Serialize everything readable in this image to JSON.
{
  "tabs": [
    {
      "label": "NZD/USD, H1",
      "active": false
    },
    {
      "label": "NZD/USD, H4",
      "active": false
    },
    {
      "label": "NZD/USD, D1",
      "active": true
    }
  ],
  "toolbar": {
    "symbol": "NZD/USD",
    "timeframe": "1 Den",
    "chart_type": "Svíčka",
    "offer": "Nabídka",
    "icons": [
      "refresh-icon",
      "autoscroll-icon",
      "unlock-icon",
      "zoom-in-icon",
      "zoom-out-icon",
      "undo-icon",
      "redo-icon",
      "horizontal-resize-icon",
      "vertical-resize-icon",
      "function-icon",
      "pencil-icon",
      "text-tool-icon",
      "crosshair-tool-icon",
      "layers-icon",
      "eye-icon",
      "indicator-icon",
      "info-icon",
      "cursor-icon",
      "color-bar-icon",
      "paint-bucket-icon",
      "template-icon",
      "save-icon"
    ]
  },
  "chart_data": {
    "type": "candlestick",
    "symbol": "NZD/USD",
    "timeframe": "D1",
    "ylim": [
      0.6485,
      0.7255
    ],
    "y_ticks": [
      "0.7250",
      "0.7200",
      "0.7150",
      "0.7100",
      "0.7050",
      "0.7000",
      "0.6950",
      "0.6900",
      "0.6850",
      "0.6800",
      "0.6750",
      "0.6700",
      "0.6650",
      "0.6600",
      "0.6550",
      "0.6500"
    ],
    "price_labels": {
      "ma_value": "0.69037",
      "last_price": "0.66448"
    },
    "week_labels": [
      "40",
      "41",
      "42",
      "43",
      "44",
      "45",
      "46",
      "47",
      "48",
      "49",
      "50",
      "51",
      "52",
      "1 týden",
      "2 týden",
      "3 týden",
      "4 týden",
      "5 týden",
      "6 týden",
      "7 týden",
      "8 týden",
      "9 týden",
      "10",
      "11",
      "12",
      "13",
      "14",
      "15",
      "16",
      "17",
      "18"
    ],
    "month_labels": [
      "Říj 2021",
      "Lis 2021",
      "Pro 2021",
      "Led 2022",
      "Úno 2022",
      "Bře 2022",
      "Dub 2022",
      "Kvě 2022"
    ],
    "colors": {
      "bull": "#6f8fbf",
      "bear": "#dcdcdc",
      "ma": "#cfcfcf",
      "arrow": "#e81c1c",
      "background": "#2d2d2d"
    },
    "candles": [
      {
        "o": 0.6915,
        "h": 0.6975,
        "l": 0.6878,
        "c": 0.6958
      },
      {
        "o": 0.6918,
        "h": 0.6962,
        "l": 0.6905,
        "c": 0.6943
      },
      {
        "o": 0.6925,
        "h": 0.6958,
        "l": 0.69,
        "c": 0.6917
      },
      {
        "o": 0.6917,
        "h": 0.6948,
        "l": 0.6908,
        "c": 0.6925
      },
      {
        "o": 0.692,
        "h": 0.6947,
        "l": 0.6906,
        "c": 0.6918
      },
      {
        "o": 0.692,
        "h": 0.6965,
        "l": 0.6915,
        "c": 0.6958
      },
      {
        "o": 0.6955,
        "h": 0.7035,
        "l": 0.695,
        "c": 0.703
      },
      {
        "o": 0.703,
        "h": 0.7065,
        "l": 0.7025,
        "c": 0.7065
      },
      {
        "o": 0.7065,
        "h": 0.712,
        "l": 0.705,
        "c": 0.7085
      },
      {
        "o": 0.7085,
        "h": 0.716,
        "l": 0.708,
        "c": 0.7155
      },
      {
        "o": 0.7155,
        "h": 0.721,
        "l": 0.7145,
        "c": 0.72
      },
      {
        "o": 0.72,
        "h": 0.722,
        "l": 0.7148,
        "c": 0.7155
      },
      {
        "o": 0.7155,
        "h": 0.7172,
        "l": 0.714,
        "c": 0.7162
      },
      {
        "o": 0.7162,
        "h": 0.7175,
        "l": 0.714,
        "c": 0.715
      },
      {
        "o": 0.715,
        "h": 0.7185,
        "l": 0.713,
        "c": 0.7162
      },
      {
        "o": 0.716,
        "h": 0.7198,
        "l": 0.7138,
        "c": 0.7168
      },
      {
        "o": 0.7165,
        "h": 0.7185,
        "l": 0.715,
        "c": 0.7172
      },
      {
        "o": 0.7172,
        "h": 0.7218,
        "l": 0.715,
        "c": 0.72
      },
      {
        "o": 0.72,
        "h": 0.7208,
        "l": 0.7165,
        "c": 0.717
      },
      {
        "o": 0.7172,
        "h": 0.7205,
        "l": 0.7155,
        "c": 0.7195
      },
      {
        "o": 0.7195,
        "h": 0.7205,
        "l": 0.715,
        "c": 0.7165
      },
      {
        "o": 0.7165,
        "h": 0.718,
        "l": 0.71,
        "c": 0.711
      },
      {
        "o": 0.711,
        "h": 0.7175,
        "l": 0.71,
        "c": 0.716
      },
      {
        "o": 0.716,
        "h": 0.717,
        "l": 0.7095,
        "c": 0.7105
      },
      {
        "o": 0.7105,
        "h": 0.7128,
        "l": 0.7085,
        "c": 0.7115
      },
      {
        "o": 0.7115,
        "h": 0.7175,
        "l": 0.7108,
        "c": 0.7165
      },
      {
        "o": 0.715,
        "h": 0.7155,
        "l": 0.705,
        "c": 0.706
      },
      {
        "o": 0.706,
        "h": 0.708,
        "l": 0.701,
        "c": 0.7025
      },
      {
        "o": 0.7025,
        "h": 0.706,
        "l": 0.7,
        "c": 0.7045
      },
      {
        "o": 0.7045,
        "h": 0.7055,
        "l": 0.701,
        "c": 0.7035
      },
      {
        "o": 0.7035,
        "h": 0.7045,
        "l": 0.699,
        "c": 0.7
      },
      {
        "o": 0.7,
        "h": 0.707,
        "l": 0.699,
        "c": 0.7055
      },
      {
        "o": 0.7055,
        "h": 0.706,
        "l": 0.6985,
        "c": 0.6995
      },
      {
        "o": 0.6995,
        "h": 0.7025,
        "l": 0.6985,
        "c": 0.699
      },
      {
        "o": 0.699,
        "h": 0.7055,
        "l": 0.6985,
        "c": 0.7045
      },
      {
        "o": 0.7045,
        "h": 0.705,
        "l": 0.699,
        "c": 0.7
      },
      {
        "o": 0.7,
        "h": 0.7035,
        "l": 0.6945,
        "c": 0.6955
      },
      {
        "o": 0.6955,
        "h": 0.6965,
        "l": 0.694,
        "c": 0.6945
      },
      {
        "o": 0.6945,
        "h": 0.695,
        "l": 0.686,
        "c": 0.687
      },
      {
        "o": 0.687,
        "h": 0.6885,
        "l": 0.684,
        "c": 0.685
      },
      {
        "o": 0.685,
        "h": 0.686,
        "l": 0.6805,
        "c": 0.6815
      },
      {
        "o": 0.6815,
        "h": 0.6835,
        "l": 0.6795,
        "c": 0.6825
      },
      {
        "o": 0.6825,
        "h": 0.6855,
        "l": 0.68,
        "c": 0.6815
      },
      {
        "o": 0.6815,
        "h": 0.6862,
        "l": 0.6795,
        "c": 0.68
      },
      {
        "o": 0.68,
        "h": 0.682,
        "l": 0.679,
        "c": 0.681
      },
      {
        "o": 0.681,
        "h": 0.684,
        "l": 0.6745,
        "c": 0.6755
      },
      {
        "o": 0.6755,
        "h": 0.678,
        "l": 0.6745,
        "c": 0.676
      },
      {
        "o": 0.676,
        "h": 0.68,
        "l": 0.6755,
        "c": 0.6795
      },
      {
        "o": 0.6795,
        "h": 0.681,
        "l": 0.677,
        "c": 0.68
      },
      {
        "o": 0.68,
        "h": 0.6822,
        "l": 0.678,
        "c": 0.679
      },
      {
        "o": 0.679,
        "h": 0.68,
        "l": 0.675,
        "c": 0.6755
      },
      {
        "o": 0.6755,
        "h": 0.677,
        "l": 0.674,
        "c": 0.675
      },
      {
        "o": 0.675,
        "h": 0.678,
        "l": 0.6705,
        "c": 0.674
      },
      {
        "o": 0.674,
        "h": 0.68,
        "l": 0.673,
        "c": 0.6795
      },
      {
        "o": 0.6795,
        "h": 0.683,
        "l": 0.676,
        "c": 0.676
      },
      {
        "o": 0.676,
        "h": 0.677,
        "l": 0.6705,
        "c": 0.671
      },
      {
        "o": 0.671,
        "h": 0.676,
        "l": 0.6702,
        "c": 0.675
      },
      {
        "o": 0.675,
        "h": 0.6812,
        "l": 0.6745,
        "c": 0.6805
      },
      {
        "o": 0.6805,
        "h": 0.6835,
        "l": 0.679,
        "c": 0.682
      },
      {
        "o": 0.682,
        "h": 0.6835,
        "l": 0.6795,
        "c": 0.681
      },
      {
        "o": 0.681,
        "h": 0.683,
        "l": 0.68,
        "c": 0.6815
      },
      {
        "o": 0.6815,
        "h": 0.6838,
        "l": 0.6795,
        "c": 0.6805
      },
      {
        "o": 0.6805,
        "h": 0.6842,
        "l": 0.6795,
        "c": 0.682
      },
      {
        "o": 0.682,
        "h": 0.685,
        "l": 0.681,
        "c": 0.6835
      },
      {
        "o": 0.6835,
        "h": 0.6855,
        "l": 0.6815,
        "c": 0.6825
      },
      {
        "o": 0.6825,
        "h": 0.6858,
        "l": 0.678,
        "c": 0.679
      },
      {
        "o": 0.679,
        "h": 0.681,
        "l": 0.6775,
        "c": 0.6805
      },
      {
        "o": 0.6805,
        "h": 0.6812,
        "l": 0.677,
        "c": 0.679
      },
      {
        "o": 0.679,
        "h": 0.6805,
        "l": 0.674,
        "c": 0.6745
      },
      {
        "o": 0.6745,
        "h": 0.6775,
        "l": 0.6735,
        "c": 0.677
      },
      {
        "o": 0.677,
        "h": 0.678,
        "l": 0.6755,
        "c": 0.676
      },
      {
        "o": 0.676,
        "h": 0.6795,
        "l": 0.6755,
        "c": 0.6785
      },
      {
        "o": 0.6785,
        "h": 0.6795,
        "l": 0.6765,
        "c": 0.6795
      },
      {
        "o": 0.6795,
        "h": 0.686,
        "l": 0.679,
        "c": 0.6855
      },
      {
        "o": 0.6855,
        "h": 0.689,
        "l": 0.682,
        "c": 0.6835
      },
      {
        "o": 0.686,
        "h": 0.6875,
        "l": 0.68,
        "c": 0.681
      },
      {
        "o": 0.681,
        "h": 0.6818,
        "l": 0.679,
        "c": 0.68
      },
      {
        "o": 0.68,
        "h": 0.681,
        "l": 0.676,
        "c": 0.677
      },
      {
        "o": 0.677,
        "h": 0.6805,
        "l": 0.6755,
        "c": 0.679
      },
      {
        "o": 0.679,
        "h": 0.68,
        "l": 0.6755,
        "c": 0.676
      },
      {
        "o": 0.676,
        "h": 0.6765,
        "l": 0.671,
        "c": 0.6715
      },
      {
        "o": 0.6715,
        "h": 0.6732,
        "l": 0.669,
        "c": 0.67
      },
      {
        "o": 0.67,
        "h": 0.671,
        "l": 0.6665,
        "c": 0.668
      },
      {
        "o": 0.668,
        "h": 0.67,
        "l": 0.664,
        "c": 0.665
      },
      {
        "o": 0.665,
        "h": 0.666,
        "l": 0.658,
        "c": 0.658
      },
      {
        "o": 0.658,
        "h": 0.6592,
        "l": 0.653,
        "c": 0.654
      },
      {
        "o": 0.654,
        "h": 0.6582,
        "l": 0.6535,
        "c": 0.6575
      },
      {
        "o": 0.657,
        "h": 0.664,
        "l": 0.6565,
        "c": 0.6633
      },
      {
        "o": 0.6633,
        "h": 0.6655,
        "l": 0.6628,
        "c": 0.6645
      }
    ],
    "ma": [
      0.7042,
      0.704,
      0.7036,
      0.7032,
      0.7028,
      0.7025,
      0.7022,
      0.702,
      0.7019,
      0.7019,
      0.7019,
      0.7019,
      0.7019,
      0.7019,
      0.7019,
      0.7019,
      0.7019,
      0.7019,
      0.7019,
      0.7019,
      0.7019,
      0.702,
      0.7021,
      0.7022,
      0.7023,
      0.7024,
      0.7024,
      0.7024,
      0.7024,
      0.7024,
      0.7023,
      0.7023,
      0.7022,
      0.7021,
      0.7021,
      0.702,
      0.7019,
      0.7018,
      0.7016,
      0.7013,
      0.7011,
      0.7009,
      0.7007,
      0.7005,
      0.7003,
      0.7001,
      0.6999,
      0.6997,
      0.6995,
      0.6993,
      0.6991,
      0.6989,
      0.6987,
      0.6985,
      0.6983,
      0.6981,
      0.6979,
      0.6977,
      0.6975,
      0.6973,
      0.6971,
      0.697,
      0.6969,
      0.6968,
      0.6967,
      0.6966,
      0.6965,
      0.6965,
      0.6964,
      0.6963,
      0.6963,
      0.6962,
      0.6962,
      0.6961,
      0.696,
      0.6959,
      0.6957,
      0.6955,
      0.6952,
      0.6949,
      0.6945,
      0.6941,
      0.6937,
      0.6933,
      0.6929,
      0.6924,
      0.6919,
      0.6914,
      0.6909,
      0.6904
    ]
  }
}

To do.
Give the count of lines that hold the word "resize", with nothing added.

Task response.
2